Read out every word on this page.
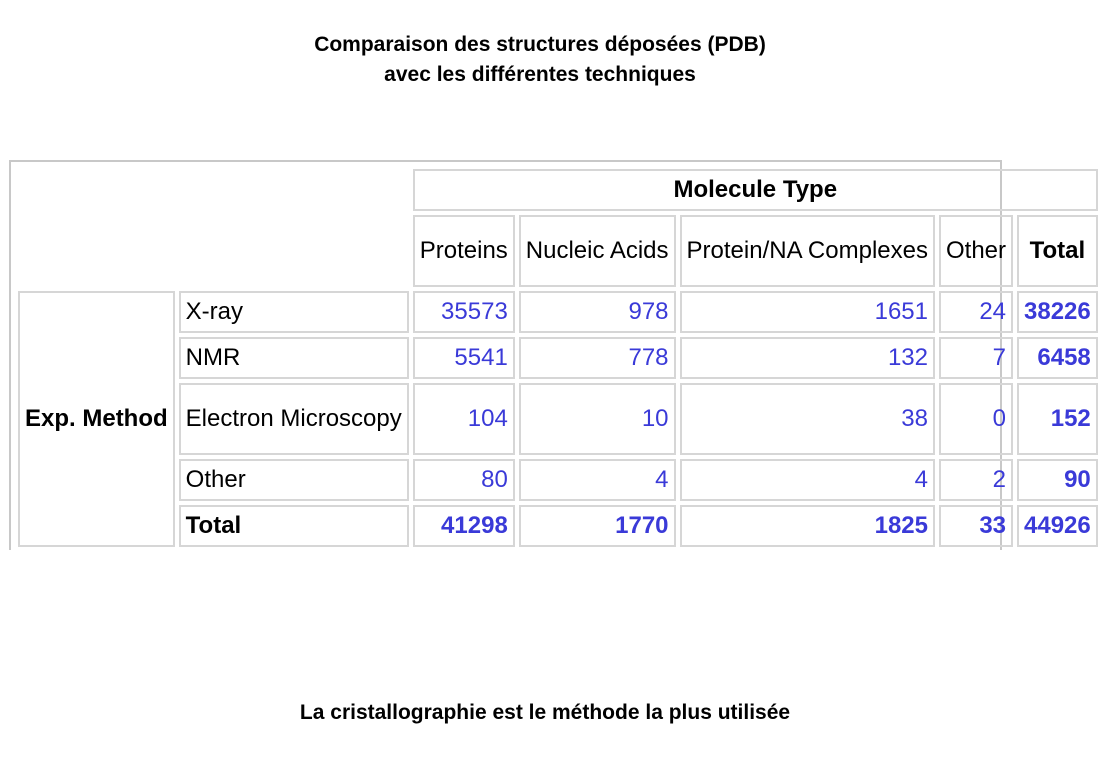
Comparaison des structures déposées (PDB)
avec les différentes techniques
		Molecule Type				
		Proteins	Nucleic Acids	Protein/NA Complexes	Other	Total
Exp. Method	X-ray	35573	978	1651	24	38226
	NMR	5541	778	132	7	6458
	Electron Microscopy	104	10	38	0	152
	Other	80	4	4	2	90
	Total	41298	1770	1825	33	44926
La cristallographie est le méthode la plus utilisée
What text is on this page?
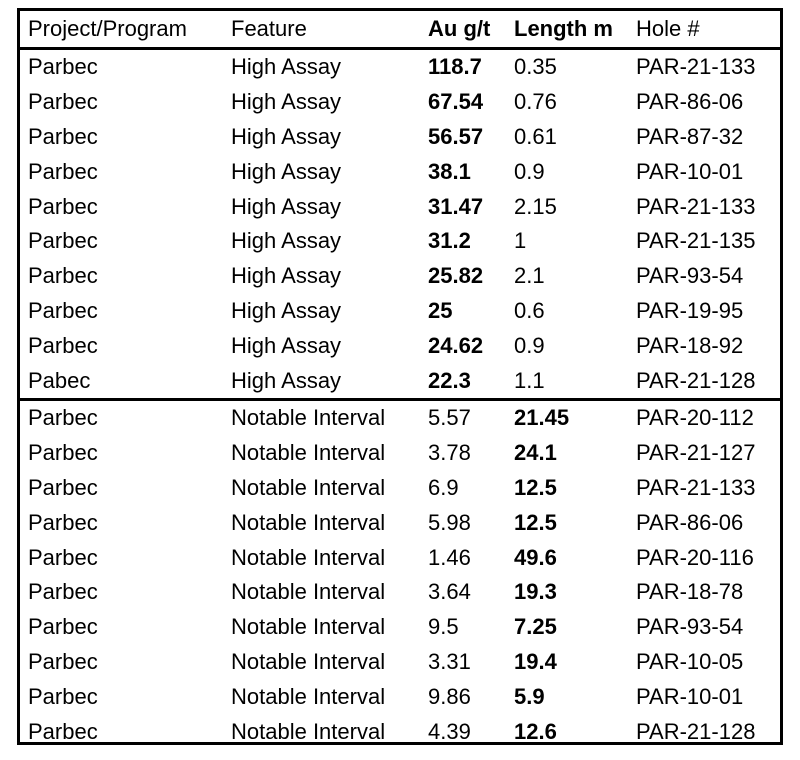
Project/Program	Feature	Au g/t	Length m	Hole #
Parbec	High Assay	118.7	0.35	PAR-21-133
Parbec	High Assay	67.54	0.76	PAR-86-06
Parbec	High Assay	56.57	0.61	PAR-87-32
Parbec	High Assay	38.1	0.9	PAR-10-01
Parbec	High Assay	31.47	2.15	PAR-21-133
Parbec	High Assay	31.2	1	PAR-21-135
Parbec	High Assay	25.82	2.1	PAR-93-54
Parbec	High Assay	25	0.6	PAR-19-95
Parbec	High Assay	24.62	0.9	PAR-18-92
Pabec	High Assay	22.3	1.1	PAR-21-128
Parbec	Notable Interval	5.57	21.45	PAR-20-112
Parbec	Notable Interval	3.78	24.1	PAR-21-127
Parbec	Notable Interval	6.9	12.5	PAR-21-133
Parbec	Notable Interval	5.98	12.5	PAR-86-06
Parbec	Notable Interval	1.46	49.6	PAR-20-116
Parbec	Notable Interval	3.64	19.3	PAR-18-78
Parbec	Notable Interval	9.5	7.25	PAR-93-54
Parbec	Notable Interval	3.31	19.4	PAR-10-05
Parbec	Notable Interval	9.86	5.9	PAR-10-01
Parbec	Notable Interval	4.39	12.6	PAR-21-128
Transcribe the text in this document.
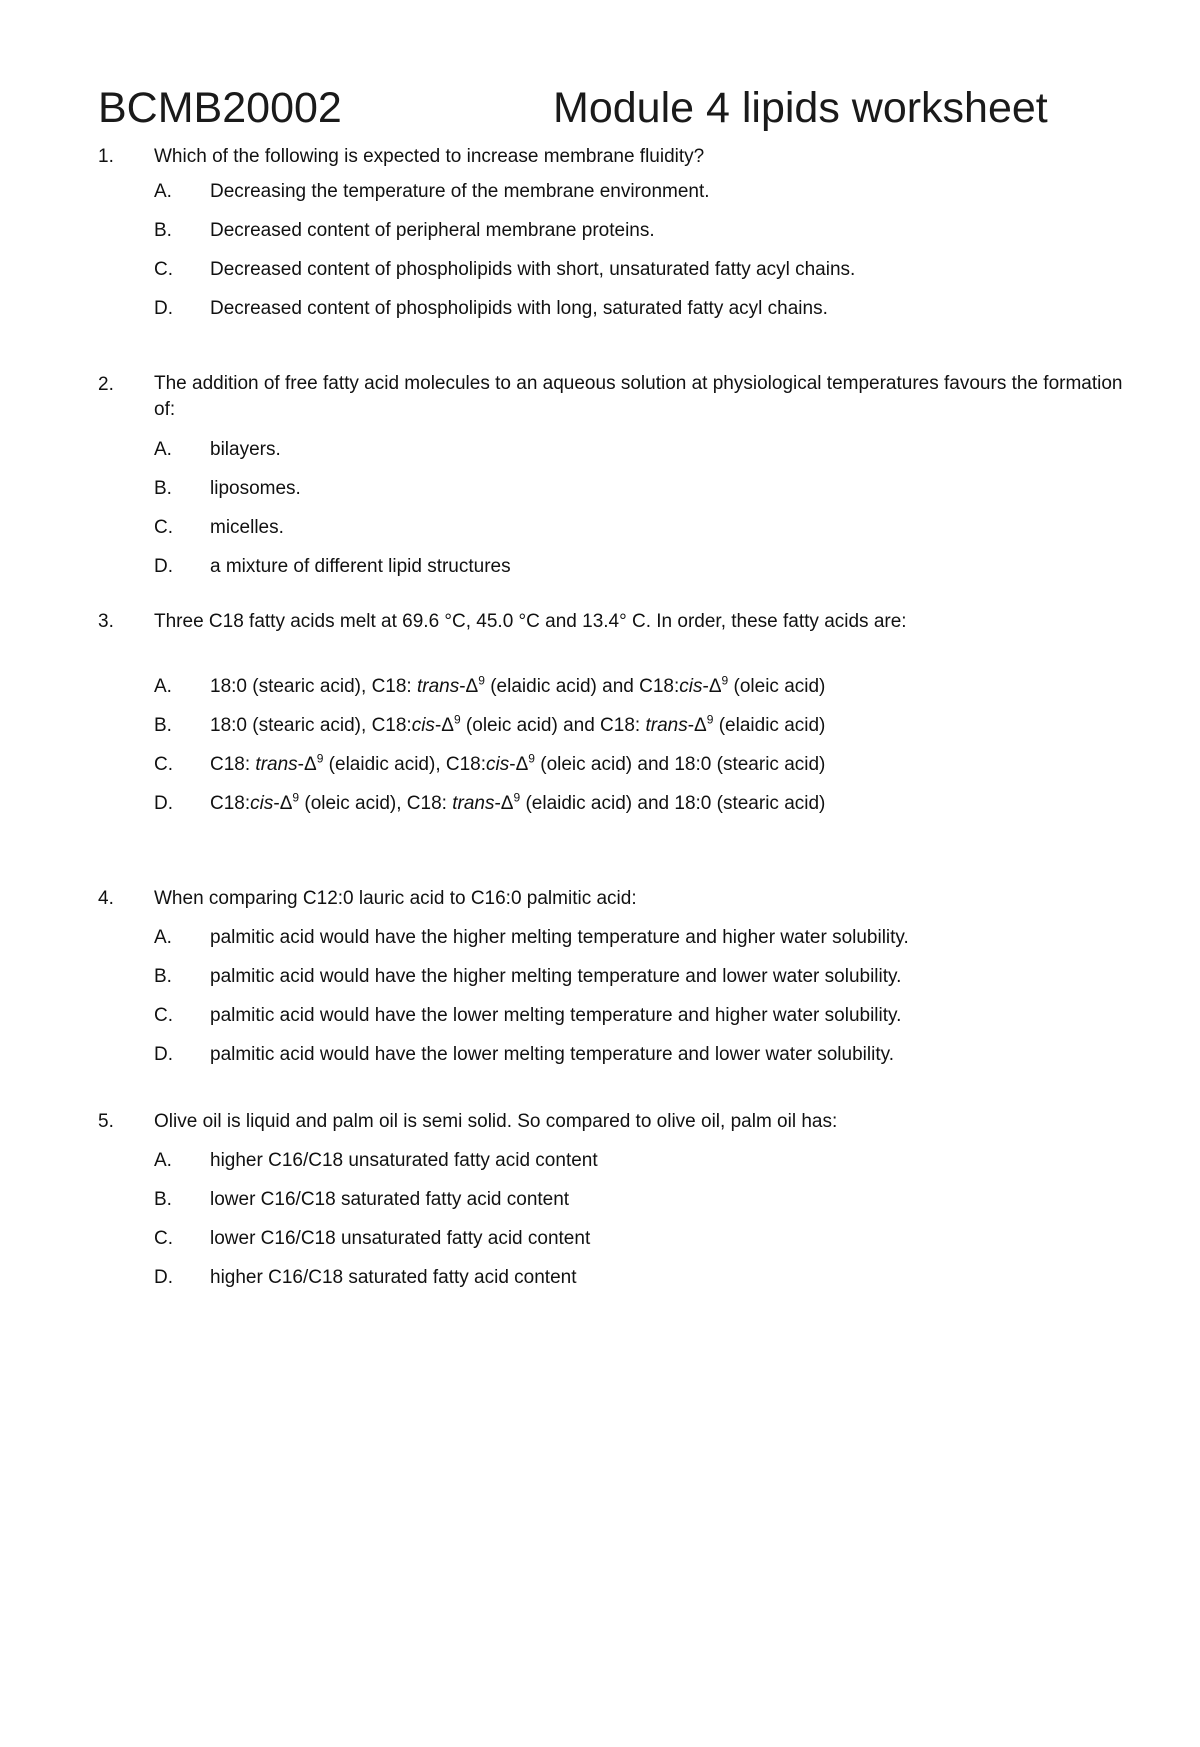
BCMB20002	Module 4 lipids worksheet
1.	Which of the following is expected to increase membrane fluidity?
A.	Decreasing the temperature of the membrane environment.
B.	Decreased content of peripheral membrane proteins.
C.	Decreased content of phospholipids with short, unsaturated fatty acyl chains.
D.	Decreased content of phospholipids with long, saturated fatty acyl chains.
2.	The addition of free fatty acid molecules to an aqueous solution at physiological temperatures favours the formation of:
A.	bilayers.
B.	liposomes.
C.	micelles.
D.	a mixture of different lipid structures
3.	Three C18 fatty acids melt at 69.6 °C, 45.0 °C and 13.4° C. In order, these fatty acids are:
A.	18:0 (stearic acid), C18: trans-$\Delta^9$ (elaidic acid) and $C18:cis-\Delta^9$ (oleic acid)
B.	18:0 (stearic acid), $C18:cis-\Delta^9$ (oleic acid) and C18: trans-$\Delta^9$ (elaidic acid)
C.	C18: trans-$\Delta^9$ (elaidic acid), $C18:cis-\Delta^9$ (oleic acid) and 18:0 (stearic acid)
D.	$C18:cis-\Delta^9$ (oleic acid), C18: trans-$\Delta^9$ (elaidic acid) and 18:0 (stearic acid)
4.	When comparing C12:0 lauric acid to C16:0 palmitic acid:
A.	palmitic acid would have the higher melting temperature and higher water solubility.
B.	palmitic acid would have the higher melting temperature and lower water solubility.
C.	palmitic acid would have the lower melting temperature and higher water solubility.
D.	palmitic acid would have the lower melting temperature and lower water solubility.
5.	Olive oil is liquid and palm oil is semi solid. So compared to olive oil, palm oil has:
A.	higher C16/C18 unsaturated fatty acid content
B.	lower C16/C18 saturated fatty acid content
C.	lower C16/C18 unsaturated fatty acid content
D.	higher C16/C18 saturated fatty acid content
= = = = = = =
:: Instructions for the task ::
Please give all of the data again, exact and free of pictures.

:: Result for this task ::
Read out every word on this page.
Comparaison des structures déposées (PDB)
avec les différentes techniques
		Molecule Type				
		Proteins	Nucleic Acids	Protein/NA Complexes	Other	Total
Exp. Method	X-ray	35573	978	1651	24	38226
	NMR	5541	778	132	7	6458
	Electron Microscopy	104	10	38	0	152
	Other	80	4	4	2	90
	Total	41298	1770	1825	33	44926
La cristallographie est le méthode la plus utilisée
What text is on this page?
Project/Program	Feature	Au g/t	Length m	Hole #
Parbec	High Assay	118.7	0.35	PAR-21-133
Parbec	High Assay	67.54	0.76	PAR-86-06
Parbec	High Assay	56.57	0.61	PAR-87-32
Parbec	High Assay	38.1	0.9	PAR-10-01
Parbec	High Assay	31.47	2.15	PAR-21-133
Parbec	High Assay	31.2	1	PAR-21-135
Parbec	High Assay	25.82	2.1	PAR-93-54
Parbec	High Assay	25	0.6	PAR-19-95
Parbec	High Assay	24.62	0.9	PAR-18-92
Pabec	High Assay	22.3	1.1	PAR-21-128
Parbec	Notable Interval	5.57	21.45	PAR-20-112
Parbec	Notable Interval	3.78	24.1	PAR-21-127
Parbec	Notable Interval	6.9	12.5	PAR-21-133
Parbec	Notable Interval	5.98	12.5	PAR-86-06
Parbec	Notable Interval	1.46	49.6	PAR-20-116
Parbec	Notable Interval	3.64	19.3	PAR-18-78
Parbec	Notable Interval	9.5	7.25	PAR-93-54
Parbec	Notable Interval	3.31	19.4	PAR-10-05
Parbec	Notable Interval	9.86	5.9	PAR-10-01
Parbec	Notable Interval	4.39	12.6	PAR-21-128
Transcribe the text in this document.
BCMB20002	Module 4 lipids worksheet
1.	Which of the following is expected to increase membrane fluidity?
A.	Decreasing the temperature of the membrane environment.
B.	Decreased content of peripheral membrane proteins.
C.	Decreased content of phospholipids with short, unsaturated fatty acyl chains.
D.	Decreased content of phospholipids with long, saturated fatty acyl chains.
2.	The addition of free fatty acid molecules to an aqueous solution at physiological temperatures favours the formation of:
A.	bilayers.
B.	liposomes.
C.	micelles.
D.	a mixture of different lipid structures
3.	Three C18 fatty acids melt at 69.6 °C, 45.0 °C and 13.4° C. In order, these fatty acids are:
A.	18:0 (stearic acid), C18: trans-$\Delta^9$ (elaidic acid) and $C18:cis-\Delta^9$ (oleic acid)
B.	18:0 (stearic acid), $C18:cis-\Delta^9$ (oleic acid) and C18: trans-$\Delta^9$ (elaidic acid)
C.	C18: trans-$\Delta^9$ (elaidic acid), $C18:cis-\Delta^9$ (oleic acid) and 18:0 (stearic acid)
D.	$C18:cis-\Delta^9$ (oleic acid), C18: trans-$\Delta^9$ (elaidic acid) and 18:0 (stearic acid)
4.	When comparing C12:0 lauric acid to C16:0 palmitic acid:
A.	palmitic acid would have the higher melting temperature and higher water solubility.
B.	palmitic acid would have the higher melting temperature and lower water solubility.
C.	palmitic acid would have the lower melting temperature and higher water solubility.
D.	palmitic acid would have the lower melting temperature and lower water solubility.
5.	Olive oil is liquid and palm oil is semi solid. So compared to olive oil, palm oil has:
A.	higher C16/C18 unsaturated fatty acid content
B.	lower C16/C18 saturated fatty acid content
C.	lower C16/C18 unsaturated fatty acid content
D.	higher C16/C18 saturated fatty acid content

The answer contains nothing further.